◆ Set problem
Copy out the lines that include the word "dengan".

=====

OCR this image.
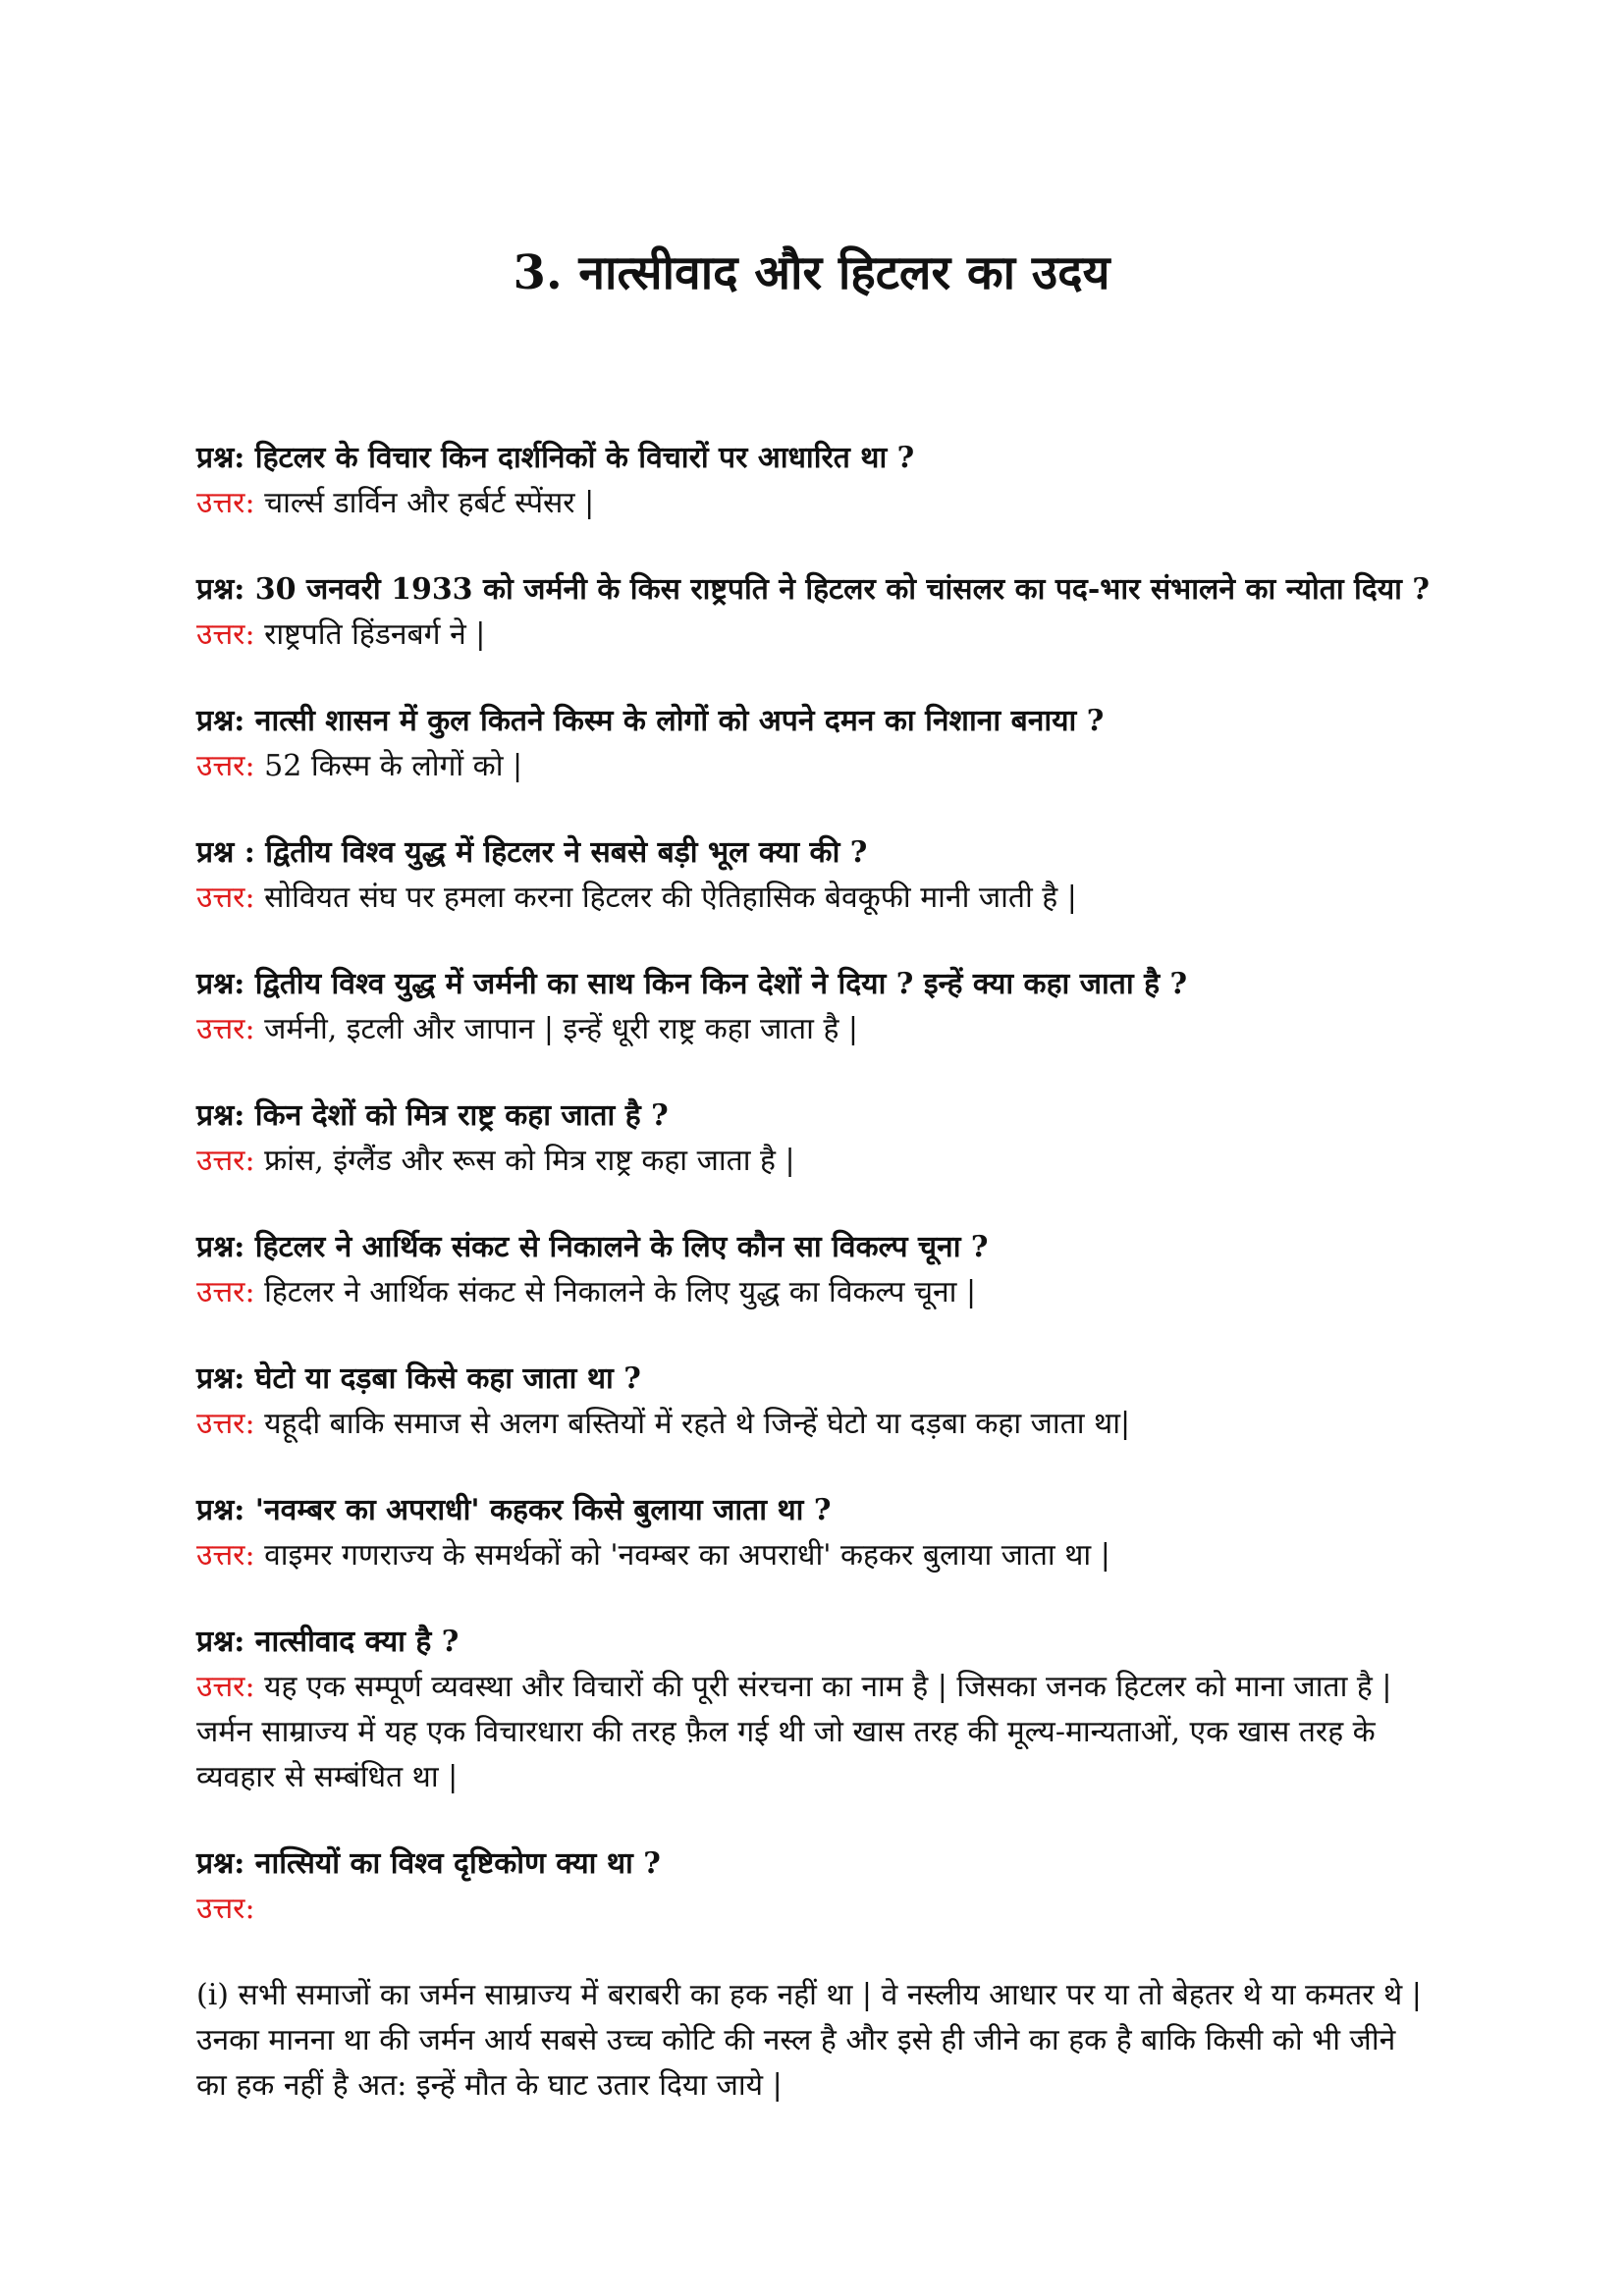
3. नात्सीवाद और हिटलर का उदय

प्रश्न: हिटलर के विचार किन दार्शनिकों के विचारों पर आधारित था ?

उत्तर: चार्ल्स डार्विन और हर्बर्ट स्पेंसर |

प्रश्न: 30 जनवरी 1933 को जर्मनी के किस राष्ट्रपति ने हिटलर को चांसलर का पद-भार संभालने का न्योता दिया ?

उत्तर: राष्ट्रपति हिंडनबर्ग ने |

प्रश्न: नात्सी शासन में कुल कितने किस्म के लोगों को अपने दमन का निशाना बनाया ?

उत्तर: 52 किस्म के लोगों को |

प्रश्न : द्वितीय विश्व युद्ध में हिटलर ने सबसे बड़ी भूल क्या की ?

उत्तर: सोवियत संघ पर हमला करना हिटलर की ऐतिहासिक बेवकूफी मानी जाती है |

प्रश्न: द्वितीय विश्व युद्ध में जर्मनी का साथ किन किन देशों ने दिया ? इन्हें क्या कहा जाता है ?

उत्तर: जर्मनी, इटली और जापान | इन्हें धूरी राष्ट्र कहा जाता है |

प्रश्न: किन देशों को मित्र राष्ट्र कहा जाता है ?

उत्तर: फ्रांस, इंग्लैंड और रूस को मित्र राष्ट्र कहा जाता है |

प्रश्न: हिटलर ने आर्थिक संकट से निकालने के लिए कौन सा विकल्प चूना ?

उत्तर: हिटलर ने आर्थिक संकट से निकालने के लिए युद्ध का विकल्प चूना |

प्रश्न: घेटो या दड़बा किसे कहा जाता था ?

उत्तर: यहूदी बाकि समाज से अलग बस्तियों में रहते थे जिन्हें घेटो या दड़बा कहा जाता था|

प्रश्न: 'नवम्बर का अपराधी' कहकर किसे बुलाया जाता था ?

उत्तर: वाइमर गणराज्य के समर्थकों को 'नवम्बर का अपराधी' कहकर बुलाया जाता था |

प्रश्न: नात्सीवाद क्या है ?

उत्तर: यह एक सम्पूर्ण व्यवस्था और विचारों की पूरी संरचना का नाम है | जिसका जनक हिटलर को माना जाता है | जर्मन साम्राज्य में यह एक विचारधारा की तरह फ़ैल गई थी जो खास तरह की मूल्य-मान्यताओं, एक खास तरह के व्यवहार से सम्बंधित था |

प्रश्न: नात्सियों का विश्व दृष्टिकोण क्या था ?

उत्तर:

(i) सभी समाजों का जर्मन साम्राज्य में बराबरी का हक नहीं था | वे नस्लीय आधार पर या तो बेहतर थे या कमतर थे | उनका मानना था की जर्मन आर्य सबसे उच्च कोटि की नस्ल है और इसे ही जीने का हक है बाकि किसी को भी जीने का हक नहीं है अत: इन्हें मौत के घाट उतार दिया जाये |
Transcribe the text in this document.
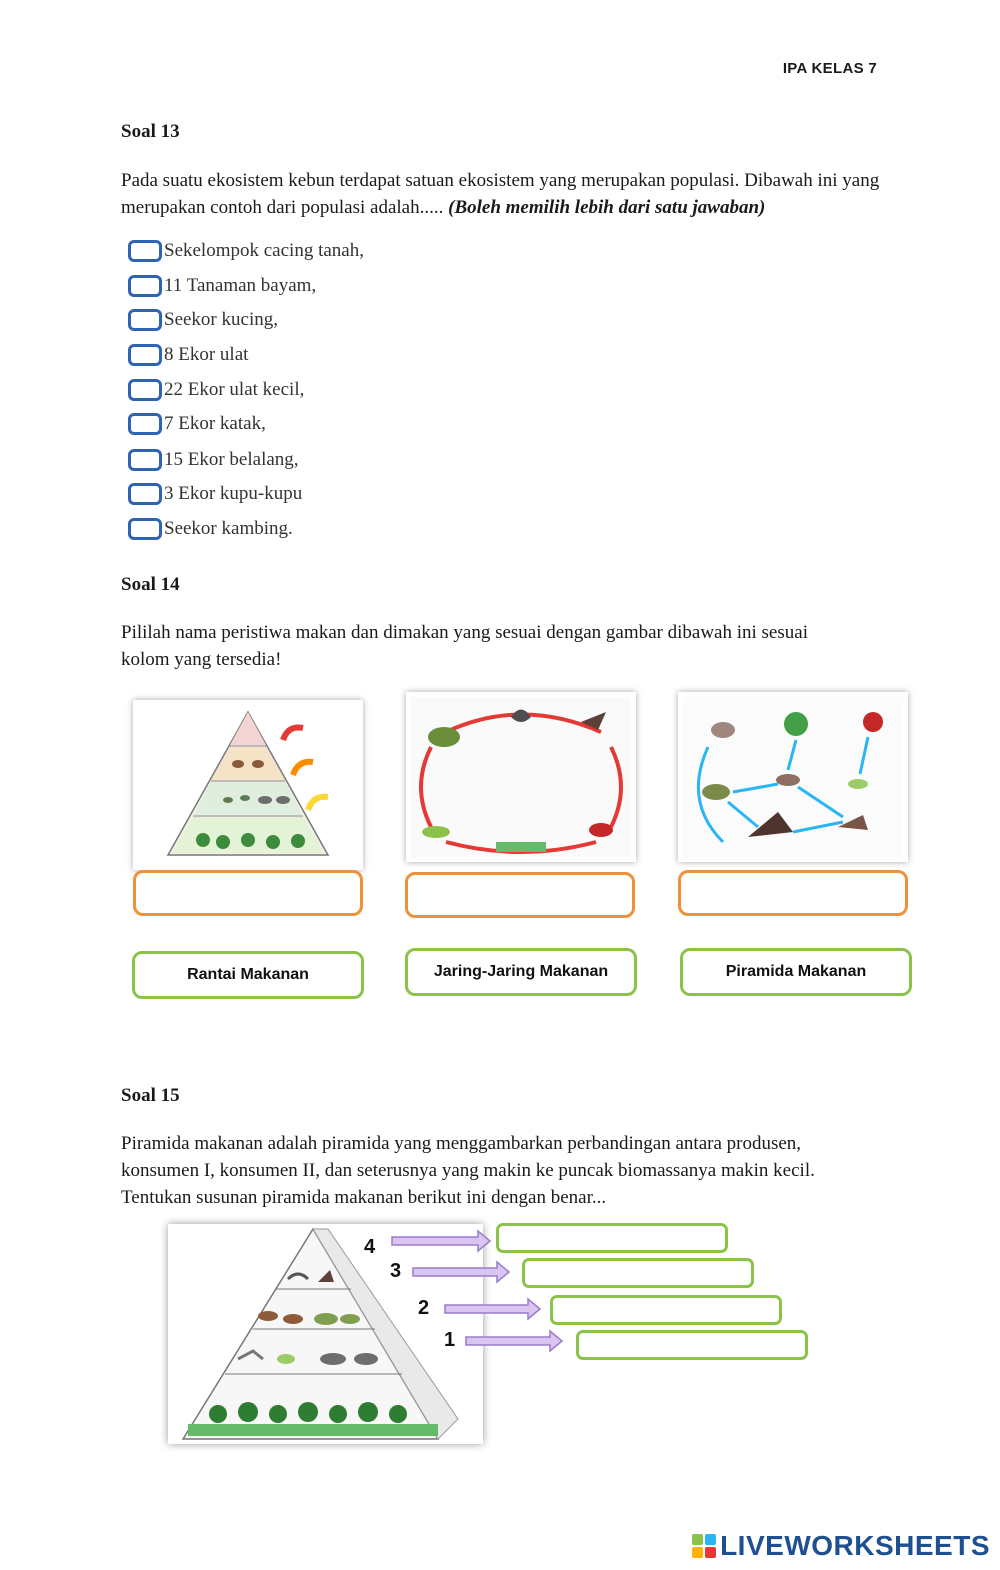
IPA KELAS 7
Soal 13
Pada suatu ekosistem kebun terdapat satuan ekosistem yang merupakan populasi. Dibawah ini yang merupakan contoh dari populasi adalah..... (Boleh memilih lebih dari satu jawaban)
Sekelompok cacing tanah,
11 Tanaman bayam,
Seekor kucing,
8 Ekor ulat
22 Ekor ulat kecil,
7 Ekor katak,
15 Ekor belalang,
3 Ekor kupu-kupu
Seekor kambing.
Soal 14
Pililah nama peristiwa makan dan dimakan yang sesuai dengan gambar dibawah ini sesuai kolom yang tersedia!
Rantai Makanan	Jaring-Jaring Makanan	Piramida Makanan
Soal 15
Piramida makanan adalah piramida yang menggambarkan perbandingan antara produsen, konsumen I, konsumen II, dan seterusnya yang makin ke puncak biomassanya makin kecil. Tentukan susunan piramida makanan berikut ini dengan benar...
4
3
2
1
LIVEWORKSHEETS
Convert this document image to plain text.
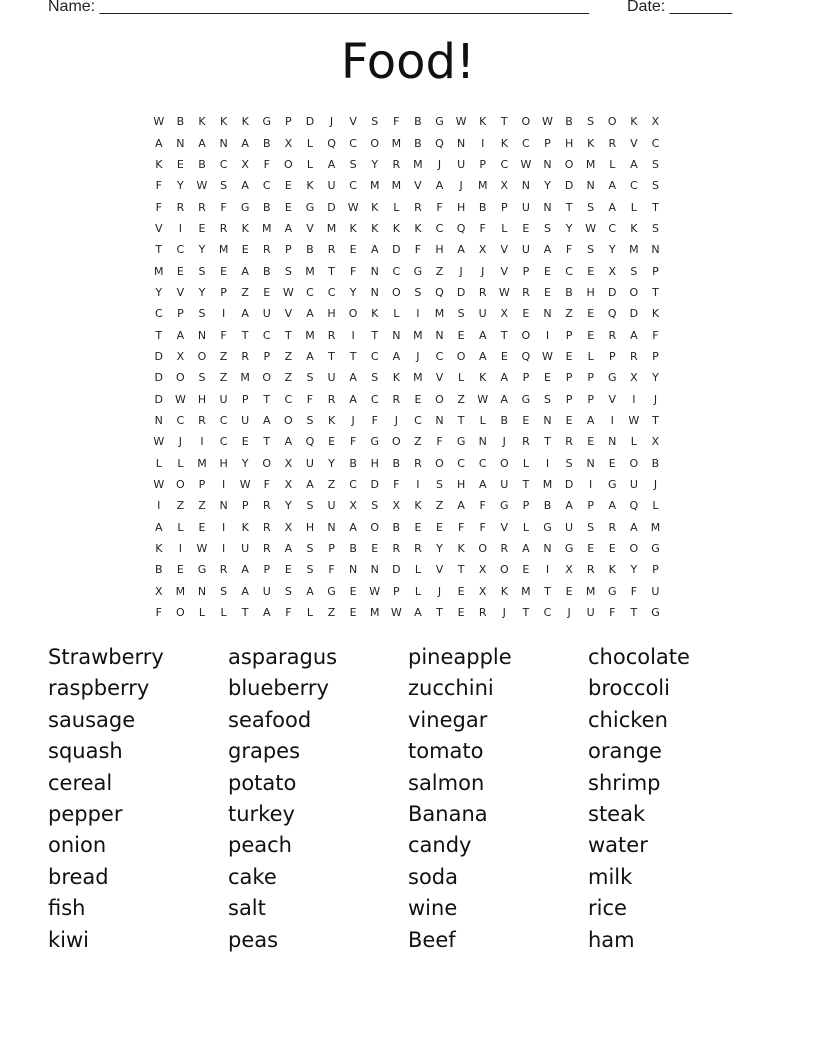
Name: _______________________________________________________ Date: _______
Food!
W	B	K	K	K	G	P	D	J	V	S	F	B	G	W	K	T	O	W	B	S	O	K	X
A	N	A	N	A	B	X	L	Q	C	O	M	B	Q	N	I	K	C	P	H	K	R	V	C
K	E	B	C	X	F	O	L	A	S	Y	R	M	J	U	P	C	W	N	O	M	L	A	S
F	Y	W	S	A	C	E	K	U	C	M	M	V	A	J	M	X	N	Y	D	N	A	C	S
F	R	R	F	G	B	E	G	D	W	K	L	R	F	H	B	P	U	N	T	S	A	L	T
V	I	E	R	K	M	A	V	M	K	K	K	K	C	Q	F	L	E	S	Y	W	C	K	S
T	C	Y	M	E	R	P	B	R	E	A	D	F	H	A	X	V	U	A	F	S	Y	M	N
M	E	S	E	A	B	S	M	T	F	N	C	G	Z	J	J	V	P	E	C	E	X	S	P
Y	V	Y	P	Z	E	W	C	C	Y	N	O	S	Q	D	R	W	R	E	B	H	D	O	T
C	P	S	I	A	U	V	A	H	O	K	L	I	M	S	U	X	E	N	Z	E	Q	D	K
T	A	N	F	T	C	T	M	R	I	T	N	M	N	E	A	T	O	I	P	E	R	A	F
D	X	O	Z	R	P	Z	A	T	T	C	A	J	C	O	A	E	Q	W	E	L	P	R	P
D	O	S	Z	M	O	Z	S	U	A	S	K	M	V	L	K	A	P	E	P	P	G	X	Y
D	W	H	U	P	T	C	F	R	A	C	R	E	O	Z	W	A	G	S	P	P	V	I	J
N	C	R	C	U	A	O	S	K	J	F	J	C	N	T	L	B	E	N	E	A	I	W	T
W	J	I	C	E	T	A	Q	E	F	G	O	Z	F	G	N	J	R	T	R	E	N	L	X
L	L	M	H	Y	O	X	U	Y	B	H	B	R	O	C	C	O	L	I	S	N	E	O	B
W	O	P	I	W	F	X	A	Z	C	D	F	I	S	H	A	U	T	M	D	I	G	U	J
I	Z	Z	N	P	R	Y	S	U	X	S	X	K	Z	A	F	G	P	B	A	P	A	Q	L
A	L	E	I	K	R	X	H	N	A	O	B	E	E	F	F	V	L	G	U	S	R	A	M
K	I	W	I	U	R	A	S	P	B	E	R	R	Y	K	O	R	A	N	G	E	E	O	G
B	E	G	R	A	P	E	S	F	N	N	D	L	V	T	X	O	E	I	X	R	K	Y	P
X	M	N	S	A	U	S	A	G	E	W	P	L	J	E	X	K	M	T	E	M	G	F	U
F	O	L	L	T	A	F	L	Z	E	M	W	A	T	E	R	J	T	C	J	U	F	T	G
Strawberry	asparagus	pineapple	chocolate
raspberry	blueberry	zucchini	broccoli
sausage	seafood	vinegar	chicken
squash	grapes	tomato	orange
cereal	potato	salmon	shrimp
pepper	turkey	Banana	steak
onion	peach	candy	water
bread	cake	soda	milk
fish	salt	wine	rice
kiwi	peas	Beef	ham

=====

◆ The solution
Pililah nama peristiwa makan dan dimakan yang sesuai dengan gambar dibawah ini sesuai kolom yang tersedia!
Piramida makanan adalah piramida yang menggambarkan perbandingan antara produsen, konsumen I, konsumen II, dan seterusnya yang makin ke puncak biomassanya makin kecil. Tentukan susunan piramida makanan berikut ini dengan benar...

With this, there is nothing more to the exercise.